Instruction
Omit every picture and return the rest of the data unaltered.

Exercise input
■ ■ ■ ■ ■ ■ ■
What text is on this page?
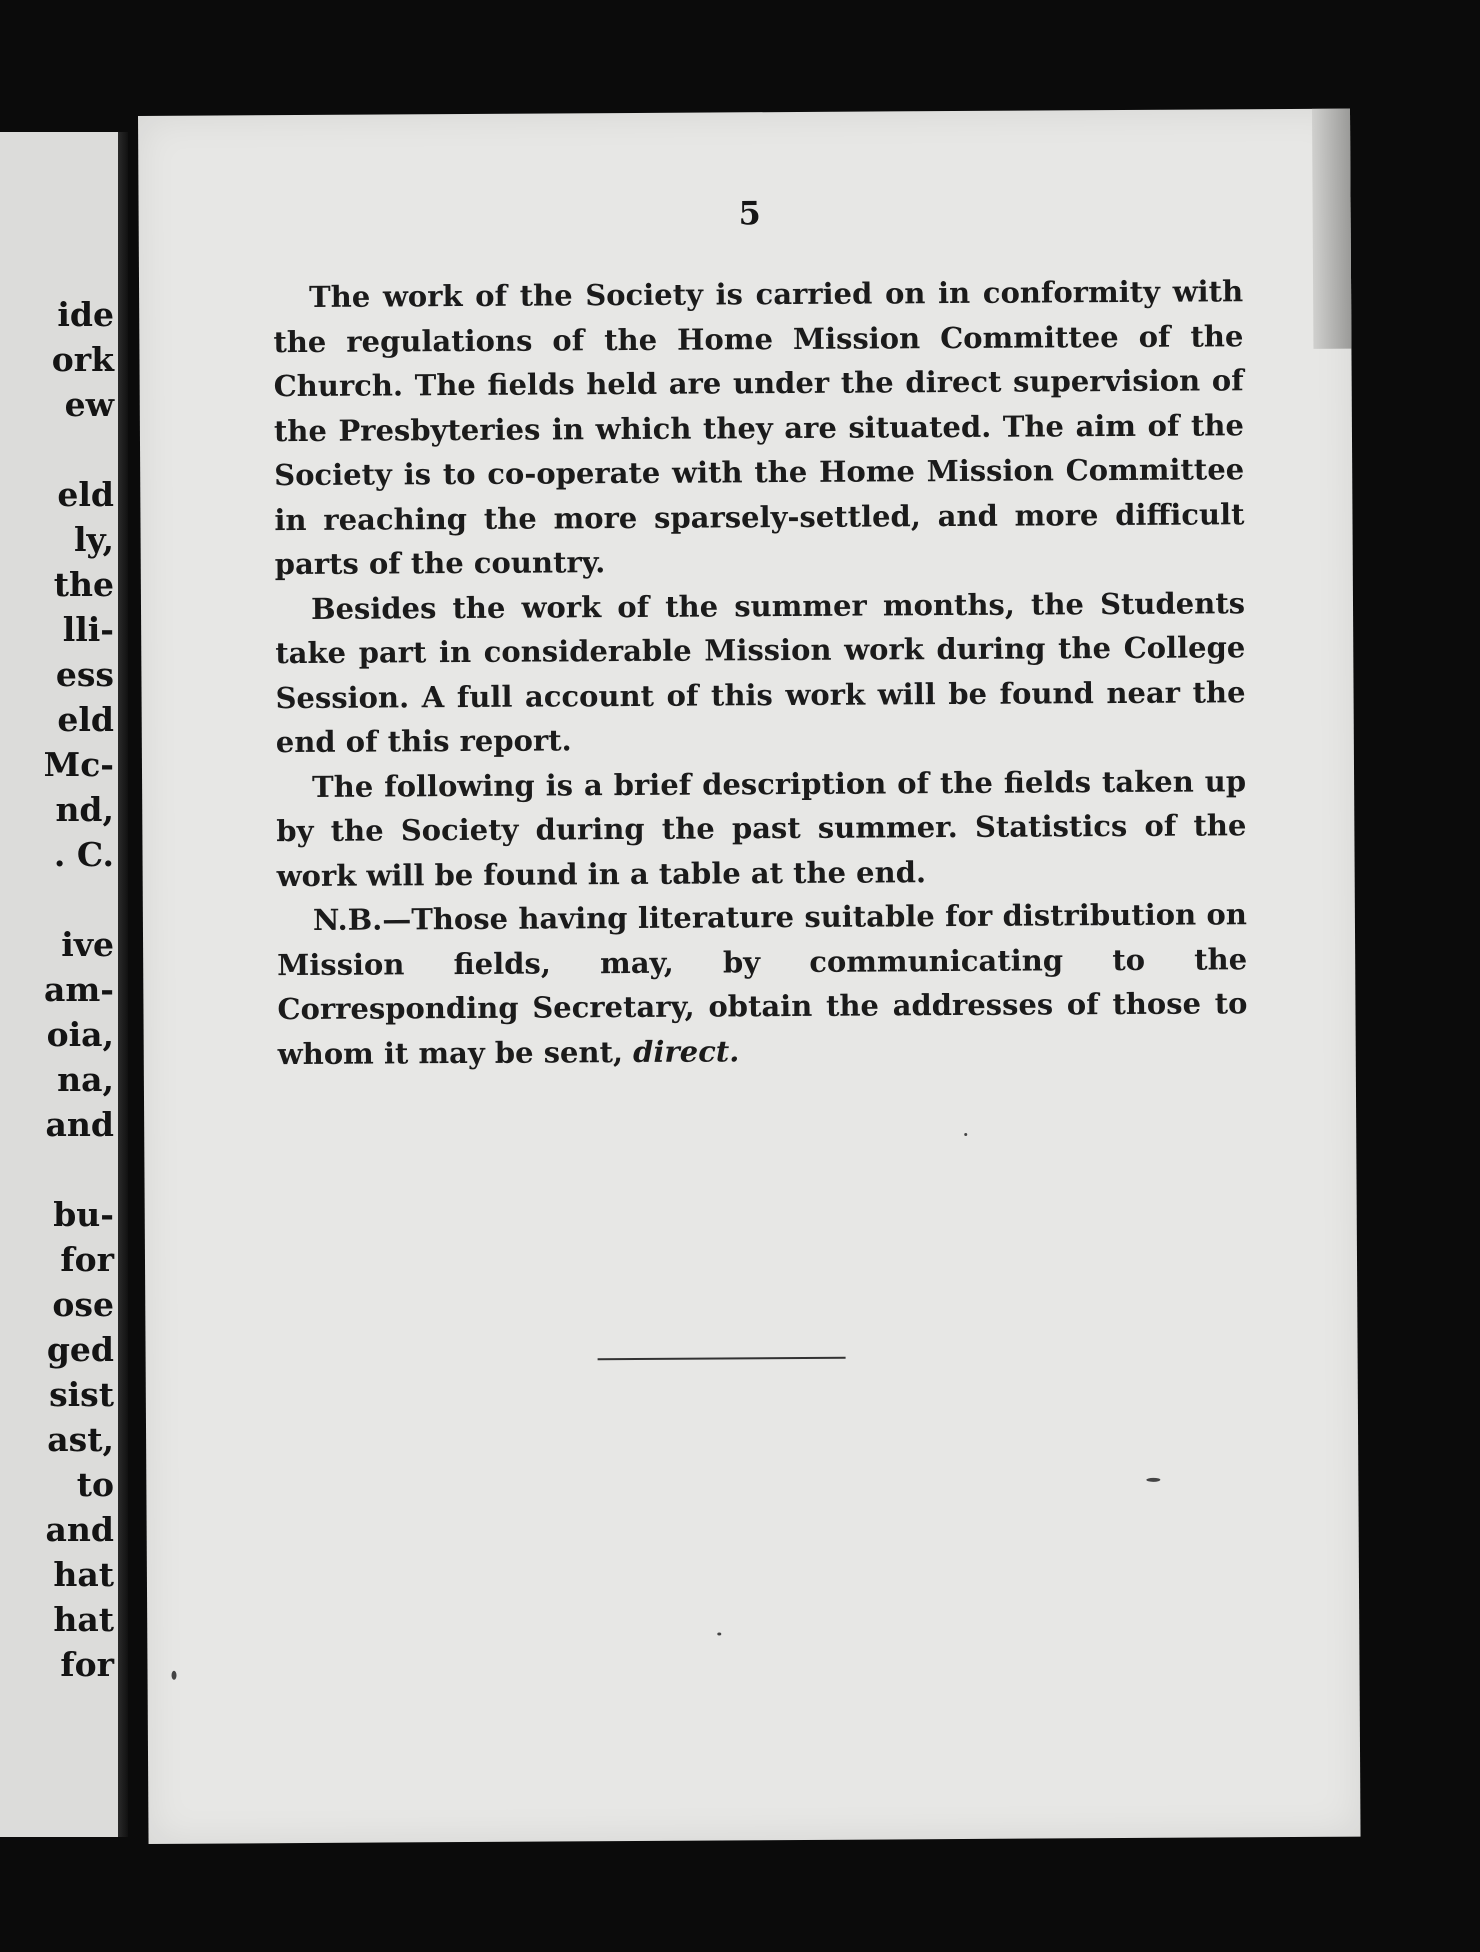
ide
ork
ew
eld
ly,
the
lli-
ess
eld
Mc-
nd,
. C.
ive
am-
oia,
na,
and
bu-
for
ose
ged
sist
ast,
to
and
hat
hat
for
5

The work of the Society is carried on in conformity with the regulations of the Home Mission Committee of the Church. The fields held are under the direct supervision of the Presbyteries in which they are situated. The aim of the Society is to co-operate with the Home Mission Committee in reaching the more sparsely-settled, and more difficult parts of the country.

Besides the work of the summer months, the Students take part in considerable Mission work during the College Session. A full account of this work will be found near the end of this report.

The following is a brief description of the fields taken up by the Society during the past summer. Statistics of the work will be found in a table at the end.

N.B.—Those having literature suitable for distribution on Mission fields, may, by communicating to the Corresponding Secretary, obtain the addresses of those to whom it may be sent, direct.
■ ■ ■ ■ ■ ■ ■
Solution
What text is on this page?
ide
ork
ew
eld
ly,
the
lli-
ess
eld
Mc-
nd,
. C.
ive
am-
oia,
na,
and
bu-
for
ose
ged
sist
ast,
to
and
hat
hat
for
5

The work of the Society is carried on in conformity with the regulations of the Home Mission Committee of the Church. The fields held are under the direct supervision of the Presbyteries in which they are situated. The aim of the Society is to co-operate with the Home Mission Committee in reaching the more sparsely-settled, and more difficult parts of the country.

Besides the work of the summer months, the Students take part in considerable Mission work during the College Session. A full account of this work will be found near the end of this report.

The following is a brief description of the fields taken up by the Society during the past summer. Statistics of the work will be found in a table at the end.

N.B.—Those having literature suitable for distribution on Mission fields, may, by communicating to the Corresponding Secretary, obtain the addresses of those to whom it may be sent, direct.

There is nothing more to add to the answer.